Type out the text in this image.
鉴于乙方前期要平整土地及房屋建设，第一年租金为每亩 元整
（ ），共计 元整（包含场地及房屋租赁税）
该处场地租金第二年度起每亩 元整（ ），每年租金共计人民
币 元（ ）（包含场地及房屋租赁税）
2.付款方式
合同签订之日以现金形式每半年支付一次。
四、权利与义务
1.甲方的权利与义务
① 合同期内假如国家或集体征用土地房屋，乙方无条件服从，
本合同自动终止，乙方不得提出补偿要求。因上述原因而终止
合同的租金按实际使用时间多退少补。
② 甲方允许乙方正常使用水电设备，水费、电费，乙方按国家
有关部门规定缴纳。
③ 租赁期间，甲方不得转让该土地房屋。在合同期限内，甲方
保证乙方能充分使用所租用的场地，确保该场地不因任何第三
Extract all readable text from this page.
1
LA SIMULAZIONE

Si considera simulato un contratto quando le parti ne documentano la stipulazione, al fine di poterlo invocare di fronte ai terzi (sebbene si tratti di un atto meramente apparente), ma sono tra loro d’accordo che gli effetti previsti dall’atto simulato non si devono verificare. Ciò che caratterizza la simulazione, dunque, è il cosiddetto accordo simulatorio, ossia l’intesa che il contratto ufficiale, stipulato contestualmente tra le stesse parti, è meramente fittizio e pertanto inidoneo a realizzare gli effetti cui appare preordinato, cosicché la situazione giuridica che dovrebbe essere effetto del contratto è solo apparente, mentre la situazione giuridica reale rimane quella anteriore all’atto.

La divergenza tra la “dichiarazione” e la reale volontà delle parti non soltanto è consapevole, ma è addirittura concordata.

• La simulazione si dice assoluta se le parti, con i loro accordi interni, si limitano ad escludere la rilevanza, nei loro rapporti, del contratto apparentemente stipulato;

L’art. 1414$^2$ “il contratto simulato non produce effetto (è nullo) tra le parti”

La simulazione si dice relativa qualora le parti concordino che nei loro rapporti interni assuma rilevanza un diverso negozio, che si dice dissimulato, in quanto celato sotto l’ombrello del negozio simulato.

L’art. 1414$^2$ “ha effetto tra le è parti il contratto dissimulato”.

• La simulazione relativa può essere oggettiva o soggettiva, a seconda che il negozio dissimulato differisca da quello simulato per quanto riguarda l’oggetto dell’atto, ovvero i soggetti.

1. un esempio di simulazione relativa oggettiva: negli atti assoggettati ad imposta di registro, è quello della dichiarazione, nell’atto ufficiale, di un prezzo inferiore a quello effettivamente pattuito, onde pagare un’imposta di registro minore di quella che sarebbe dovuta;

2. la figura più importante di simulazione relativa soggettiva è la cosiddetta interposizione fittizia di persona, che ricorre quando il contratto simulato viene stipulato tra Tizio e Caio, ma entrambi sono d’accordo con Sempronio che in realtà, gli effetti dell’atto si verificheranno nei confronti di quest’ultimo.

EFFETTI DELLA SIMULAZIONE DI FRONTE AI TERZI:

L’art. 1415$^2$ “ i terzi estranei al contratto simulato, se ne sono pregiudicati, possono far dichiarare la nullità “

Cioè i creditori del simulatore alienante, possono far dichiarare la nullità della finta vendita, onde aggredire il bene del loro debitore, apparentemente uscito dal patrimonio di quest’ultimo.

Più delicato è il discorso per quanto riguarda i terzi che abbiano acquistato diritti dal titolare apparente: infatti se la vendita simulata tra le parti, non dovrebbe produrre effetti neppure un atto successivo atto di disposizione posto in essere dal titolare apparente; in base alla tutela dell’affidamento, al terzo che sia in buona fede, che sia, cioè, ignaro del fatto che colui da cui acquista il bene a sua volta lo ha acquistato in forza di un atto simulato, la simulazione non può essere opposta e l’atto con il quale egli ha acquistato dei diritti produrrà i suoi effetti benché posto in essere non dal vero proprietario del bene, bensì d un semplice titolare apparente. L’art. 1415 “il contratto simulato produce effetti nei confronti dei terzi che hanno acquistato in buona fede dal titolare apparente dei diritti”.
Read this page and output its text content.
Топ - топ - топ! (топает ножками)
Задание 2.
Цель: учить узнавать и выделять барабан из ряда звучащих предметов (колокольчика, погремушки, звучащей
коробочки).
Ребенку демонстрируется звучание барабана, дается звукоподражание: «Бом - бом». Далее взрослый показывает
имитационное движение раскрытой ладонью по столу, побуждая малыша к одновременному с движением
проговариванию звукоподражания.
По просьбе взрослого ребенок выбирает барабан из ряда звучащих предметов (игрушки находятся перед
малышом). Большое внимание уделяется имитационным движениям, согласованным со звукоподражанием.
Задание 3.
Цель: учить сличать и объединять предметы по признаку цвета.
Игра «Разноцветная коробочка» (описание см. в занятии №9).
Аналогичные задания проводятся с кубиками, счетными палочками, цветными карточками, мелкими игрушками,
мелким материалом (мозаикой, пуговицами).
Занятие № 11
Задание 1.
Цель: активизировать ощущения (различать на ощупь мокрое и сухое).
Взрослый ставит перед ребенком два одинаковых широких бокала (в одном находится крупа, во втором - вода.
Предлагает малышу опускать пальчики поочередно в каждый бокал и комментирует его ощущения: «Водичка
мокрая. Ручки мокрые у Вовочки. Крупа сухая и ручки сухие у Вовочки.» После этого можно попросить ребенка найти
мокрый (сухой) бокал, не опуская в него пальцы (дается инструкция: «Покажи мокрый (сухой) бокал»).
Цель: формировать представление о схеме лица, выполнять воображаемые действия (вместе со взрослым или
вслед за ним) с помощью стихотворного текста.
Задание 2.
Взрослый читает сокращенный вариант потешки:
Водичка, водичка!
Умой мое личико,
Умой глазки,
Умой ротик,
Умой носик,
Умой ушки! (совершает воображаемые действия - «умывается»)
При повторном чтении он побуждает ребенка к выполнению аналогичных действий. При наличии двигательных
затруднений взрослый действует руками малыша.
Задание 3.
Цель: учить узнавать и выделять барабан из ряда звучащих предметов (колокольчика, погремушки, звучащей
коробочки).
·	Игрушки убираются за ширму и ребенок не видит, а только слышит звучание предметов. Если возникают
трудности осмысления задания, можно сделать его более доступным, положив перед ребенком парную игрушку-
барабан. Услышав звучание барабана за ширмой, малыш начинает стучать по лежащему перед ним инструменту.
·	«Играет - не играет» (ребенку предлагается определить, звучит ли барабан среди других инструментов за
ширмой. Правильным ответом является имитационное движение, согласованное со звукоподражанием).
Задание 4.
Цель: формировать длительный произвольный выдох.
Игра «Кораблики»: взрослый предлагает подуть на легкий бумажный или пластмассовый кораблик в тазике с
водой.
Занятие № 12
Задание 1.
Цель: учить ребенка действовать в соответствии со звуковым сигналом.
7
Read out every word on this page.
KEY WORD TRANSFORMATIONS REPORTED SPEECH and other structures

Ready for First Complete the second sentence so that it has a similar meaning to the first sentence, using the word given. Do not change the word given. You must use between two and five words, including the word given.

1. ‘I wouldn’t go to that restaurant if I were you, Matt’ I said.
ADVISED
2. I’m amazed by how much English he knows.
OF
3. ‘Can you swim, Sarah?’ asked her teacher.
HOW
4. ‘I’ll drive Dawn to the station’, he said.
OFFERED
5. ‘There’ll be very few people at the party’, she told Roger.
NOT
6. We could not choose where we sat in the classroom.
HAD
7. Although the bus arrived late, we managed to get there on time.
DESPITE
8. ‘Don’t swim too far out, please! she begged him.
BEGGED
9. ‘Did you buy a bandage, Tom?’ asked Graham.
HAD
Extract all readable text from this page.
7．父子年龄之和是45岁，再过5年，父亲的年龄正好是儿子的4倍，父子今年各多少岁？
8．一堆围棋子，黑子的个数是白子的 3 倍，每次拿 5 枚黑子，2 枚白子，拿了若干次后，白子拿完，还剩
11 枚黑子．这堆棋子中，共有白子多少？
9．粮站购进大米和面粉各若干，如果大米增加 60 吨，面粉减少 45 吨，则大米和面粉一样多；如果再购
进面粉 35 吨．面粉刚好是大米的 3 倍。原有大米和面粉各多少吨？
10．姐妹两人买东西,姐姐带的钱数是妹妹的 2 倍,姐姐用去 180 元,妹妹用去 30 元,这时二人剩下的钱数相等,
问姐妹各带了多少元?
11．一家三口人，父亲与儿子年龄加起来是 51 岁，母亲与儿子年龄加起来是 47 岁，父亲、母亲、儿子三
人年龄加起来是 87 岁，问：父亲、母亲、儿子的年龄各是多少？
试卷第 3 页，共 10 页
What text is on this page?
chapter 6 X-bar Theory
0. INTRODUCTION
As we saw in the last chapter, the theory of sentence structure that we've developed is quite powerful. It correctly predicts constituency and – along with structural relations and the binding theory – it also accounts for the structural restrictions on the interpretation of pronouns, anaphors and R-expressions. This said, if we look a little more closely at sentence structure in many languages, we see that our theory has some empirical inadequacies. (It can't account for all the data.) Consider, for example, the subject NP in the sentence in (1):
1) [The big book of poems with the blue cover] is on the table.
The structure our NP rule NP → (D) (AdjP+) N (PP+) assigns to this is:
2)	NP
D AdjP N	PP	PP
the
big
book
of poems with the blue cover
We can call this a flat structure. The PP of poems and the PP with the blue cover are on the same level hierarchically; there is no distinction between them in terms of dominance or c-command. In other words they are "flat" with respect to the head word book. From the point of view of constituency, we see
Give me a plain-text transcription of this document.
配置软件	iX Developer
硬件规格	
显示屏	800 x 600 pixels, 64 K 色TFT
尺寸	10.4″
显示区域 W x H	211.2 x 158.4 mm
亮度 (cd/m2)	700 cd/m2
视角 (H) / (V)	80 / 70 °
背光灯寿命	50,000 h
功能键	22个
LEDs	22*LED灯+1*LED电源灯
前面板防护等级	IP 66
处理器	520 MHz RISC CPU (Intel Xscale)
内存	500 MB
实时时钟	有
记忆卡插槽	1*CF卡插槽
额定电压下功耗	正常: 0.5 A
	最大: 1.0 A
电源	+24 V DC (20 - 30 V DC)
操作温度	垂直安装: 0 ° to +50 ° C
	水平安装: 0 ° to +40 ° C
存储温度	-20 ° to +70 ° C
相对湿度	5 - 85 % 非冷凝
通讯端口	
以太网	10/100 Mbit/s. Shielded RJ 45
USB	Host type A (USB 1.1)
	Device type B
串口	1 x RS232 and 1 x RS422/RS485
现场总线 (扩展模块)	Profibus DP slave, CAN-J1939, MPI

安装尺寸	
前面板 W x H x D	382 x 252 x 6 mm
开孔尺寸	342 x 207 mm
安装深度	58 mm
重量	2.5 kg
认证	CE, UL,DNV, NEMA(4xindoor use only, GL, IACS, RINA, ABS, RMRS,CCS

## [Exercise brief]
Locate "What text is on this page?" in the material, then quote the line that contains it and all lines after it through the final one.

## [Exercise output]
What text is on this page?
chapter 6 X-bar Theory
0. INTRODUCTION
As we saw in the last chapter, the theory of sentence structure that we've developed is quite powerful. It correctly predicts constituency and – along with structural relations and the binding theory – it also accounts for the structural restrictions on the interpretation of pronouns, anaphors and R-expressions. This said, if we look a little more closely at sentence structure in many languages, we see that our theory has some empirical inadequacies. (It can't account for all the data.) Consider, for example, the subject NP in the sentence in (1):
1) [The big book of poems with the blue cover] is on the table.
The structure our NP rule NP → (D) (AdjP+) N (PP+) assigns to this is:
2)	NP
D AdjP N	PP	PP
the
big
book
of poems with the blue cover
We can call this a flat structure. The PP of poems and the PP with the blue cover are on the same level hierarchically; there is no distinction between them in terms of dominance or c-command. In other words they are "flat" with respect to the head word book. From the point of view of constituency, we see
Give me a plain-text transcription of this document.
配置软件	iX Developer
硬件规格	
显示屏	800 x 600 pixels, 64 K 色TFT
尺寸	10.4″
显示区域 W x H	211.2 x 158.4 mm
亮度 (cd/m2)	700 cd/m2
视角 (H) / (V)	80 / 70 °
背光灯寿命	50,000 h
功能键	22个
LEDs	22*LED灯+1*LED电源灯
前面板防护等级	IP 66
处理器	520 MHz RISC CPU (Intel Xscale)
内存	500 MB
实时时钟	有
记忆卡插槽	1*CF卡插槽
额定电压下功耗	正常: 0.5 A
	最大: 1.0 A
电源	+24 V DC (20 - 30 V DC)
操作温度	垂直安装: 0 ° to +50 ° C
	水平安装: 0 ° to +40 ° C
存储温度	-20 ° to +70 ° C
相对湿度	5 - 85 % 非冷凝
通讯端口	
以太网	10/100 Mbit/s. Shielded RJ 45
USB	Host type A (USB 1.1)
	Device type B
串口	1 x RS232 and 1 x RS422/RS485
现场总线 (扩展模块)	Profibus DP slave, CAN-J1939, MPI

安装尺寸	
前面板 W x H x D	382 x 252 x 6 mm
开孔尺寸	342 x 207 mm
安装深度	58 mm
重量	2.5 kg
认证	CE, UL,DNV, NEMA(4xindoor use only, GL, IACS, RINA, ABS, RMRS,CCS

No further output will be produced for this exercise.